- [What you are asked to do]: In the material below, repeat only the lines from the one that holds "Extract all readable text from this page." through the final line, exactly as they stand.

::::::::::

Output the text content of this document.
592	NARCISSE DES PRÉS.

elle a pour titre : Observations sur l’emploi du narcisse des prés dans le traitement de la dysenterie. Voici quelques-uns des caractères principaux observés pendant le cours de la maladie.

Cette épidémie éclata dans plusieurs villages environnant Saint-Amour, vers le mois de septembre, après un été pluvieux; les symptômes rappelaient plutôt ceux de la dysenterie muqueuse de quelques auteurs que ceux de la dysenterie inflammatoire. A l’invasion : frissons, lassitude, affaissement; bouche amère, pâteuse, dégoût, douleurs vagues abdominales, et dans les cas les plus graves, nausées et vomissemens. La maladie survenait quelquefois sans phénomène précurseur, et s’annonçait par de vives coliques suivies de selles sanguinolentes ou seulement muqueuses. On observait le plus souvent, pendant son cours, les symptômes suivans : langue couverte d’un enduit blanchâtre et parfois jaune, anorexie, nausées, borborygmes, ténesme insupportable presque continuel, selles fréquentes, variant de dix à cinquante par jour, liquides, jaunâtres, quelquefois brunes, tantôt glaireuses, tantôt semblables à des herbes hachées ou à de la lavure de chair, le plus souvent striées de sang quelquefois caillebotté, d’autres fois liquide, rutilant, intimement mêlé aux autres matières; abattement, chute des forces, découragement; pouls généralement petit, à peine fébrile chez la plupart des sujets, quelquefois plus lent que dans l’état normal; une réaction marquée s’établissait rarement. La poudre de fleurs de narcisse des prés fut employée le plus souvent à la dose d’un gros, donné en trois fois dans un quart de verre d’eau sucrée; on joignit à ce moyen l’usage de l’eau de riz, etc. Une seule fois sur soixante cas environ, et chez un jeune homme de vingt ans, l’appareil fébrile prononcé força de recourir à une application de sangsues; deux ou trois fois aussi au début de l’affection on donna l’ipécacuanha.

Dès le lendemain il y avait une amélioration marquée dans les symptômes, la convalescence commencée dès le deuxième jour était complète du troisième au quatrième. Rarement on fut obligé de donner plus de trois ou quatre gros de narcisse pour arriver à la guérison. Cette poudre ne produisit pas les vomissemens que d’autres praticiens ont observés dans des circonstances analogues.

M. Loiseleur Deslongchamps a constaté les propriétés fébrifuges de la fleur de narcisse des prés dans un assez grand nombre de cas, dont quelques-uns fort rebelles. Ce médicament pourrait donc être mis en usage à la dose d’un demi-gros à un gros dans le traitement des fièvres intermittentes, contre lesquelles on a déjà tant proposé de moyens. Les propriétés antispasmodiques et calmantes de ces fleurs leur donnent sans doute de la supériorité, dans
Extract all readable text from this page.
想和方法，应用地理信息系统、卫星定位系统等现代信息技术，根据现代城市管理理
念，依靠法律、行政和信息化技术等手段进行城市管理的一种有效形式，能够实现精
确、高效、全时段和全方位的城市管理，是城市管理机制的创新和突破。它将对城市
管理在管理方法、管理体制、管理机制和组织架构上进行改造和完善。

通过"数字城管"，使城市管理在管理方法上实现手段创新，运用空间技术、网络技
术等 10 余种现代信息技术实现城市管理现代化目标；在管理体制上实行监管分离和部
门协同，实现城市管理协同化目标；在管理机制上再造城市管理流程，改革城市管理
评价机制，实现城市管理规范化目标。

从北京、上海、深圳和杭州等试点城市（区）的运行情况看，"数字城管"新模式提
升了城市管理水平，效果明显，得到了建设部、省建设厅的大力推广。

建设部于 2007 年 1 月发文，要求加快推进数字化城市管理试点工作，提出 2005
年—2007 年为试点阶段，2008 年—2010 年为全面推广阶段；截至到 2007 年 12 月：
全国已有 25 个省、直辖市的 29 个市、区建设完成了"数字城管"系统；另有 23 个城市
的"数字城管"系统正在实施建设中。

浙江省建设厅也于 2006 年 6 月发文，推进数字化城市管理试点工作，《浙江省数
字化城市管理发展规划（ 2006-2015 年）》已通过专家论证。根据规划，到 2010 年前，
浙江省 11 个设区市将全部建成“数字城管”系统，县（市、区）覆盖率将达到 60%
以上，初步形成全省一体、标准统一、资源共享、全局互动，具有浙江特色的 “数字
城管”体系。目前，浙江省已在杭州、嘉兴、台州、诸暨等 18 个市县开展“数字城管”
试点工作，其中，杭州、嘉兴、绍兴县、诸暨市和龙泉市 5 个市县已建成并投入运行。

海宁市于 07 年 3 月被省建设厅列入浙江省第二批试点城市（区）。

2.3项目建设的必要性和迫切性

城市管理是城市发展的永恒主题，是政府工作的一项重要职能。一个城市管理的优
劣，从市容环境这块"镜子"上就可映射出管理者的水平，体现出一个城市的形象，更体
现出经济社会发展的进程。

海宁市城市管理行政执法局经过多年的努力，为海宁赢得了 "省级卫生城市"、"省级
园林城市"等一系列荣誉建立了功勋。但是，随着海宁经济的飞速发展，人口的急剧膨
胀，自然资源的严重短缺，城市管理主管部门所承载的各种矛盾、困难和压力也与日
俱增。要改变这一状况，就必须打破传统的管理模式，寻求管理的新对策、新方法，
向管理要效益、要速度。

::::::::::

- [Answer for this exercise]:
Extract all readable text from this page.
想和方法，应用地理信息系统、卫星定位系统等现代信息技术，根据现代城市管理理
念，依靠法律、行政和信息化技术等手段进行城市管理的一种有效形式，能够实现精
确、高效、全时段和全方位的城市管理，是城市管理机制的创新和突破。它将对城市
管理在管理方法、管理体制、管理机制和组织架构上进行改造和完善。

通过"数字城管"，使城市管理在管理方法上实现手段创新，运用空间技术、网络技
术等 10 余种现代信息技术实现城市管理现代化目标；在管理体制上实行监管分离和部
门协同，实现城市管理协同化目标；在管理机制上再造城市管理流程，改革城市管理
评价机制，实现城市管理规范化目标。

从北京、上海、深圳和杭州等试点城市（区）的运行情况看，"数字城管"新模式提
升了城市管理水平，效果明显，得到了建设部、省建设厅的大力推广。

建设部于 2007 年 1 月发文，要求加快推进数字化城市管理试点工作，提出 2005
年—2007 年为试点阶段，2008 年—2010 年为全面推广阶段；截至到 2007 年 12 月：
全国已有 25 个省、直辖市的 29 个市、区建设完成了"数字城管"系统；另有 23 个城市
的"数字城管"系统正在实施建设中。

浙江省建设厅也于 2006 年 6 月发文，推进数字化城市管理试点工作，《浙江省数
字化城市管理发展规划（ 2006-2015 年）》已通过专家论证。根据规划，到 2010 年前，
浙江省 11 个设区市将全部建成“数字城管”系统，县（市、区）覆盖率将达到 60%
以上，初步形成全省一体、标准统一、资源共享、全局互动，具有浙江特色的 “数字
城管”体系。目前，浙江省已在杭州、嘉兴、台州、诸暨等 18 个市县开展“数字城管”
试点工作，其中，杭州、嘉兴、绍兴县、诸暨市和龙泉市 5 个市县已建成并投入运行。

海宁市于 07 年 3 月被省建设厅列入浙江省第二批试点城市（区）。

2.3项目建设的必要性和迫切性

城市管理是城市发展的永恒主题，是政府工作的一项重要职能。一个城市管理的优
劣，从市容环境这块"镜子"上就可映射出管理者的水平，体现出一个城市的形象，更体
现出经济社会发展的进程。

海宁市城市管理行政执法局经过多年的努力，为海宁赢得了 "省级卫生城市"、"省级
园林城市"等一系列荣誉建立了功勋。但是，随着海宁经济的飞速发展，人口的急剧膨
胀，自然资源的严重短缺，城市管理主管部门所承载的各种矛盾、困难和压力也与日
俱增。要改变这一状况，就必须打破传统的管理模式，寻求管理的新对策、新方法，
向管理要效益、要速度。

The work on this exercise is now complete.